▶ **Selected excerpt**
Warrant Assumption Agreement, dated as of May 19, 2022, by and among OTR, Holdco and Continental Stock Transfer & Trust Company
Exhibit 4.1
EXECUTION VERSION
ASSIGNMENT, ASSUMPTION AND AMENDMENT AGREEMENT
THIS ASSIGNMENT, ASSUMPTION AND AMENDMENT AGREEMENT (this “Agreement”), dated May 19, 2022, is made by and among OTR Acquisition Corp., a Delaware corporation (the “Company”), Comera Life Sciences Holdings, Inc., a Delaware corporation (“Holdco”), and Continental Stock Transfer & Trust Company, a New York corporation, as warrant agent (in such capacity, the “Warrant Agent”) and amends the Warrant Agreement (the “Existing Warrant Agreement”), dated November 17, 2020, by and between the Company and the Warrant Agent. Capitalized terms used but not defined herein shall have the meaning ascribed to such terms in the Existing Warrant Agreement.
WHEREAS, pursuant to the Existing Warrant Agreement, the Company has issued (i) 5,223,675 Public Warrants, (ii) 5,817,757 Private Placement Warrants and (iii) zero (0) Working Capital Warrants;
WHEREAS, all of the Warrants are governed by the Existing Warrant Agreement;
WHEREAS, on January 31, 2022, the Company, Holdco, CLS Sub Merger 1 Corp. (“Merger Sub 1”), CLS Sub Merger 2 Corp. (“Merger Sub 2”) and Comera Life Sciences Inc. (“Comera”) entered into that certain Business Combination Agreement (as amended, modified or supplemented from time to time, the “Business Combination Agreement”);
WHEREAS, pursuant to the Business Combination Agreement, (i) Merger Sub 1 will merge with and into Comera (the “Comera Merger”), with Comera surviving the Comera Merger as a direct wholly owned subsidiary of Holdco, and (ii) immediately following the Company Merger, Merger Sub 2 will merge with and into the Company (the “Company Merger” and, together with the Comera Merger, the “Mergers”), with the Company surviving the Company Merger as a direct wholly owned subsidiary of Holdco, and as a result of the Mergers, the holders of shares of common stock of Comera and the Company will become holders of common stock of Holdco (the “Holdco Common Stock”);
WHEREAS, upon consummation of the Mergers, as provided in Section 4.4 of the Existing Warrant Agreement, the Warrants will no longer be exercisable for shares of common stock of the Company but instead will be exercisable (subject to the terms of the Existing Warrant Agreement as amended hereby) for shares of Holdco Common Stock;
WHEREAS, in connection with the Mergers, the Company desires to assign all of its right, title and interest in the Existing Warrant Agreement to Holdco and Holdco wishes to accept such assignment; and
WHEREAS, Section 9.8 of the Existing Warrant Agreement provides that the Company and the Warrant Agent may amend the Existing Warrant Agreement without the consent of any Registered Holders (i) to provide for the delivery of Alternative Issuance pursuant to Section 4.4 of the Existing Warrant Agreement in connection with the Mergers and the transactions contemplated by the Business Combination Agreement or (ii) as the parties may deem necessary or desirable and that the parties deem shall not adversely affect the rights of the Registered Holders under the Existing Warrant Agreement.

▶ **Entries supplied**
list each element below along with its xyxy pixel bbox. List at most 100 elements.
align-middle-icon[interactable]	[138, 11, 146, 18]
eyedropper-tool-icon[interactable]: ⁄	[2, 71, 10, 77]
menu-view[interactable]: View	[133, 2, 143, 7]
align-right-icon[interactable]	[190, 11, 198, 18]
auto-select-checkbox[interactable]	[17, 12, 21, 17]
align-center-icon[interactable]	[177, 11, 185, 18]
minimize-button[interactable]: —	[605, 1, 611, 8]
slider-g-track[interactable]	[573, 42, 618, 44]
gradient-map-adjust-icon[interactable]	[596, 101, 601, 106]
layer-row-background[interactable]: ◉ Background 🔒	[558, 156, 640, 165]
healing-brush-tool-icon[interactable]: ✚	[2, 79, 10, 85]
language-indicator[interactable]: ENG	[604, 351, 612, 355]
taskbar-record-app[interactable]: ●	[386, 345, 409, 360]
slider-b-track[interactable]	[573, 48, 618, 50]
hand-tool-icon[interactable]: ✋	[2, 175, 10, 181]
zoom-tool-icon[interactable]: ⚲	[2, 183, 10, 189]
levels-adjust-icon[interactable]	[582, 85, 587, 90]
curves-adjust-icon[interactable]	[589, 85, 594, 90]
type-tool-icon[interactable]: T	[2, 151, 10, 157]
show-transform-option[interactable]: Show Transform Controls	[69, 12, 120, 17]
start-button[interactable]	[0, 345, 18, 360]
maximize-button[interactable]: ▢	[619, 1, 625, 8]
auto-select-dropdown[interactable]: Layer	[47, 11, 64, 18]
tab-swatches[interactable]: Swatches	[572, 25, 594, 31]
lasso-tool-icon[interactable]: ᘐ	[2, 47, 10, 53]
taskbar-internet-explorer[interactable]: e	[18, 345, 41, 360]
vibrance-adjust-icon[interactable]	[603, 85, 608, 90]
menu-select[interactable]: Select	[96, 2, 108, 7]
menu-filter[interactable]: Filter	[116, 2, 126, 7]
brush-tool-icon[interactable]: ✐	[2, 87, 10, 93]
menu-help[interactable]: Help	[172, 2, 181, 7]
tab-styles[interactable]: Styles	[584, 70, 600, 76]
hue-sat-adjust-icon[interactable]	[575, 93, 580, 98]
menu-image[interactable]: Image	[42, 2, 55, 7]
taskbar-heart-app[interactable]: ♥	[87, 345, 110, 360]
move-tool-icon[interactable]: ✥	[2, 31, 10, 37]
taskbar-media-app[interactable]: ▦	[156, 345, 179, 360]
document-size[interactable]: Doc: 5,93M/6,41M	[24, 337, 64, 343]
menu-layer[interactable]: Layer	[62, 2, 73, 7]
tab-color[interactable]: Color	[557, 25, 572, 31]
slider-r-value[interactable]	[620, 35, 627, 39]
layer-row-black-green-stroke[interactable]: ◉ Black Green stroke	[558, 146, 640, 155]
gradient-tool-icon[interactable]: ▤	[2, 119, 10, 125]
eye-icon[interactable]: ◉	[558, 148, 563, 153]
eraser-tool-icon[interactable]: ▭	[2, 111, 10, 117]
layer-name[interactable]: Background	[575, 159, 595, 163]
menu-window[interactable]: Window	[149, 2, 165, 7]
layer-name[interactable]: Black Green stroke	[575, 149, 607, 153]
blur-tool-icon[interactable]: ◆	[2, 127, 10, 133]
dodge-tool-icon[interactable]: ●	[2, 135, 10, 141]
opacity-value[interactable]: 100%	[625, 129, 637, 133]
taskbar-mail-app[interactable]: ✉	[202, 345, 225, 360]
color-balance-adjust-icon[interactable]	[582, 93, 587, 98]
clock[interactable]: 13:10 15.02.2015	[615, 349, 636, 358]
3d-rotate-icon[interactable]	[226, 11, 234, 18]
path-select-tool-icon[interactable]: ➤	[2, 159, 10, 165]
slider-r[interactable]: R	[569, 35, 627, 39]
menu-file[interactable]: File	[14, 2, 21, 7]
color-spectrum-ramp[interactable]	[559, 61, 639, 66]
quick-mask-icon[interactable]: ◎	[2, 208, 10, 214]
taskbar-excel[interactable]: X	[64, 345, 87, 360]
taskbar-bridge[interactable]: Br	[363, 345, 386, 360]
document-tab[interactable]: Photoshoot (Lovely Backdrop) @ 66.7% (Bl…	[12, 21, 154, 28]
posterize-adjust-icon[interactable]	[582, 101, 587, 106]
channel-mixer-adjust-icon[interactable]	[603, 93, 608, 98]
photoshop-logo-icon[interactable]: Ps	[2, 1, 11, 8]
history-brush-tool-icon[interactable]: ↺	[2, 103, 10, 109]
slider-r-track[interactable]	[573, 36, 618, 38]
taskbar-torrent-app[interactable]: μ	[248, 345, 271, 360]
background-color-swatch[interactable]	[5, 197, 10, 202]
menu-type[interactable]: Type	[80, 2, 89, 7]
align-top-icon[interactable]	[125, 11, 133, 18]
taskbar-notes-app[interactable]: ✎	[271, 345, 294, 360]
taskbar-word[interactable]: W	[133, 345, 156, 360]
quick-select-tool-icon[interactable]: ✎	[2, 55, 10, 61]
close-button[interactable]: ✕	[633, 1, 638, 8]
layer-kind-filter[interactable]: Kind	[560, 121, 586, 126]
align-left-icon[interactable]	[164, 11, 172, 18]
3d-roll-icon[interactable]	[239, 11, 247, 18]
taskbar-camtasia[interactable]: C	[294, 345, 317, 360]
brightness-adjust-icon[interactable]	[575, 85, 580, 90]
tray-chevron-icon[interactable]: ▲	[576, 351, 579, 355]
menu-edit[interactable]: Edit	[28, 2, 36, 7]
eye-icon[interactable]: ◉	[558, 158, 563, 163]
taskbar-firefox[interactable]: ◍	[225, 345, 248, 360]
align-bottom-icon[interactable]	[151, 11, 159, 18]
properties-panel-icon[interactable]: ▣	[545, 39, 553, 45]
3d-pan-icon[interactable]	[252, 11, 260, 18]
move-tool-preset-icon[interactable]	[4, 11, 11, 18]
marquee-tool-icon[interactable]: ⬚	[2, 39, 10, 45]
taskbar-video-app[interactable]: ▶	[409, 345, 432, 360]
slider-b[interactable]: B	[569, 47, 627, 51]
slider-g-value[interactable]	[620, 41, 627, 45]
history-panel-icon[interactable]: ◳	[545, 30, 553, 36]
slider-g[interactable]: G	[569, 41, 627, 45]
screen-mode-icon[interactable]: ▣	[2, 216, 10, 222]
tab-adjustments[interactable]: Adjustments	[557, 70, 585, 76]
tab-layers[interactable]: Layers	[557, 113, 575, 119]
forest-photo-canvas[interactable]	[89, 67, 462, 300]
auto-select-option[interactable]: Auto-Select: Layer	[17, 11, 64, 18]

▶ **To be done**
Reproduce word for word the passage of the warrant assumption agreement above that begins with the words containing "Warrant Assumption Agreement, dated" and ends with "in the Existing Warrant Agreement.".

▶ **The solution**
Warrant Assumption Agreement, dated as of May 19, 2022, by and among OTR, Holdco and Continental Stock Transfer & Trust Company
Exhibit 4.1
EXECUTION VERSION
ASSIGNMENT, ASSUMPTION AND AMENDMENT AGREEMENT
THIS ASSIGNMENT, ASSUMPTION AND AMENDMENT AGREEMENT (this “Agreement”), dated May 19, 2022, is made by and among OTR Acquisition Corp., a Delaware corporation (the “Company”), Comera Life Sciences Holdings, Inc., a Delaware corporation (“Holdco”), and Continental Stock Transfer & Trust Company, a New York corporation, as warrant agent (in such capacity, the “Warrant Agent”) and amends the Warrant Agreement (the “Existing Warrant Agreement”), dated November 17, 2020, by and between the Company and the Warrant Agent. Capitalized terms used but not defined herein shall have the meaning ascribed to such terms in the Existing Warrant Agreement.